__What to produce__: Your answer should be only a number: how many lines include the word "Organization".

__Data supplied__:

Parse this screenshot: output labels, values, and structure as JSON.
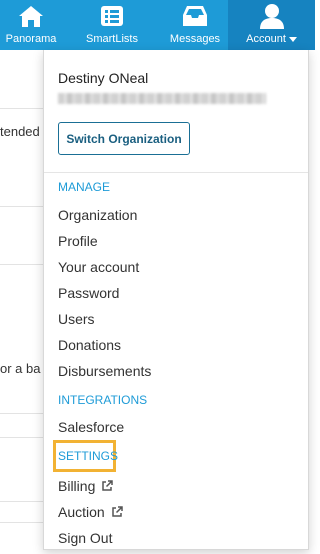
{
  "topbar": {
    "nav": [
      {
        "label": "Panorama",
        "icon": "home-icon"
      },
      {
        "label": "SmartLists",
        "icon": "list-icon"
      },
      {
        "label": "Messages",
        "icon": "inbox-icon"
      },
      {
        "label": "Account",
        "icon": "user-icon"
      }
    ]
  },
  "background": {
    "fragment1": "tended",
    "fragment2": "or a ba"
  },
  "dropdown": {
    "user_name": "Destiny ONeal",
    "switch_label": "Switch Organization",
    "manage_label": "MANAGE",
    "manage_items": [
      "Organization",
      "Profile",
      "Your account",
      "Password",
      "Users",
      "Donations",
      "Disbursements"
    ],
    "integrations_label": "INTEGRATIONS",
    "integrations_items": [
      "Salesforce"
    ],
    "settings_label": "SETTINGS",
    "settings_items": [
      "Billing",
      "Auction"
    ],
    "signout_label": "Sign Out"
  },
  "colors": {
    "topbar": "#1e9bd7",
    "account_active": "#1683c0",
    "section_label": "#1e9bd7",
    "highlight": "#f2b233"
  }
}
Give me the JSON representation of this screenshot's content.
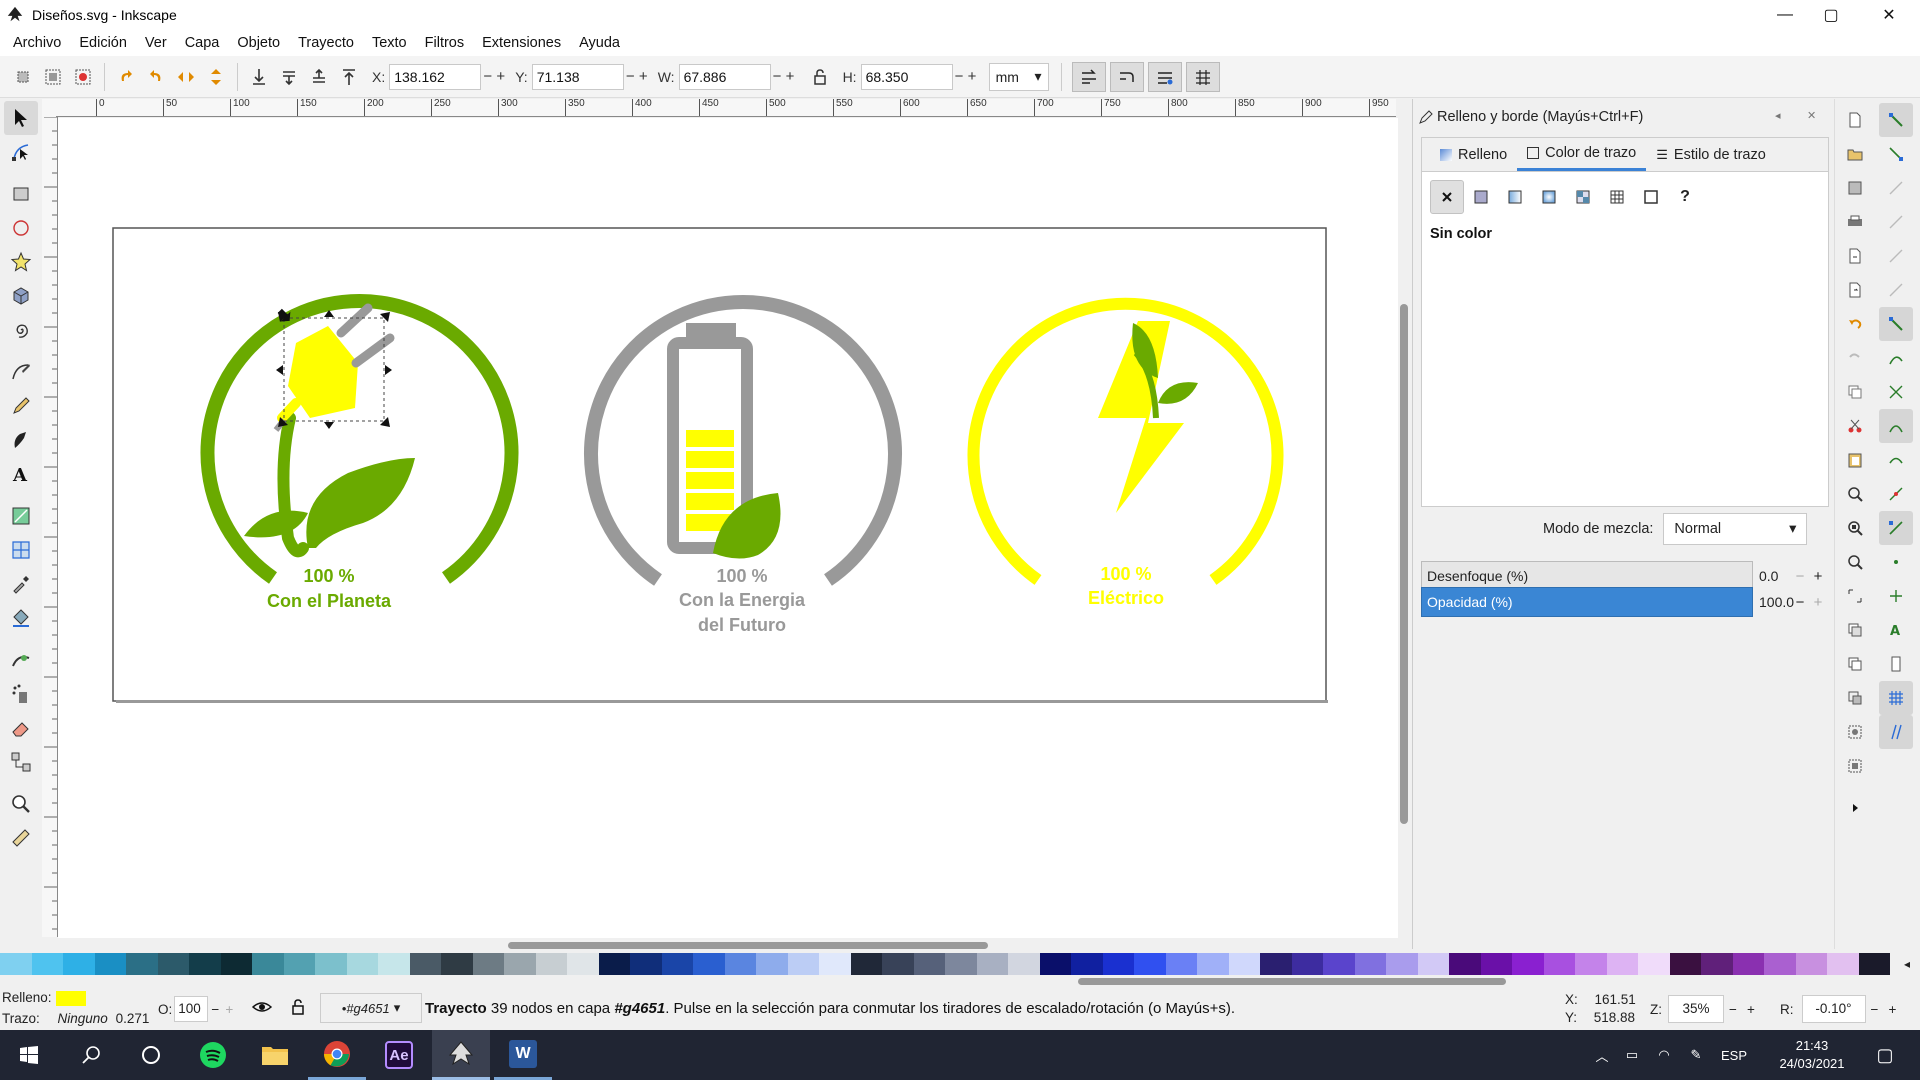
{
  "window": {
    "title": "Diseños.svg - Inkscape",
    "controls": {
      "minimize": "—",
      "maximize": "▢",
      "close": "✕"
    }
  },
  "menu": [
    "Archivo",
    "Edición",
    "Ver",
    "Capa",
    "Objeto",
    "Trayecto",
    "Texto",
    "Filtros",
    "Extensiones",
    "Ayuda"
  ],
  "toolbar": {
    "x_label": "X:",
    "x_value": "138.162",
    "y_label": "Y:",
    "y_value": "71.138",
    "w_label": "W:",
    "w_value": "67.886",
    "h_label": "H:",
    "h_value": "68.350",
    "unit": "mm",
    "minus": "−",
    "plus": "+"
  },
  "ruler_ticks": [
    "0",
    "50",
    "100",
    "150",
    "200",
    "250",
    "300",
    "350",
    "400",
    "450",
    "500",
    "550",
    "600",
    "650",
    "700",
    "750",
    "800",
    "850",
    "900",
    "950"
  ],
  "canvas": {
    "badges": [
      {
        "percent": "100 %",
        "line1": "Con el Planeta",
        "line2": "",
        "color": "#6aaa00"
      },
      {
        "percent": "100 %",
        "line1": "Con la Energia",
        "line2": "del Futuro",
        "color": "#999999"
      },
      {
        "percent": "100 %",
        "line1": "Eléctrico",
        "line2": "",
        "color": "#ffff00"
      }
    ]
  },
  "dialog": {
    "title": "Relleno y borde (Mayús+Ctrl+F)",
    "tabs": [
      "Relleno",
      "Color de trazo",
      "Estilo de trazo"
    ],
    "active_tab": "Color de trazo",
    "no_color_label": "Sin color",
    "help_glyph": "?",
    "blend_label": "Modo de mezcla:",
    "blend_value": "Normal",
    "blur_label": "Desenfoque (%)",
    "blur_value": "0.0",
    "opacity_label": "Opacidad (%)",
    "opacity_value": "100.0",
    "minus": "−",
    "plus": "+"
  },
  "status": {
    "fill_label": "Relleno:",
    "fill_color": "#ffff00",
    "stroke_label": "Trazo:",
    "stroke_value": "Ninguno",
    "stroke_width": "0.271",
    "opacity_label": "O:",
    "opacity_value": "100",
    "layer": "•#g4651",
    "message_type": "Trayecto",
    "message_mid": " 39 nodos en capa ",
    "message_layer": "#g4651",
    "message_tail": ". Pulse en la selección para conmutar los tiradores de escalado/rotación (o Mayús+s).",
    "cursor_x_label": "X:",
    "cursor_x": "161.51",
    "cursor_y_label": "Y:",
    "cursor_y": "518.88",
    "zoom_label": "Z:",
    "zoom": "35%",
    "rotation_label": "R:",
    "rotation": "-0.10°"
  },
  "taskbar": {
    "apps": [
      "start-icon",
      "search-icon",
      "cortana-icon",
      "spotify-icon",
      "file-explorer-icon",
      "chrome-icon",
      "after-effects-icon",
      "inkscape-icon",
      "word-icon"
    ],
    "ae_label": "Ae",
    "word_label": "W",
    "lang": "ESP",
    "time": "21:43",
    "date": "24/03/2021"
  }
}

__Answer for this exercise__: 2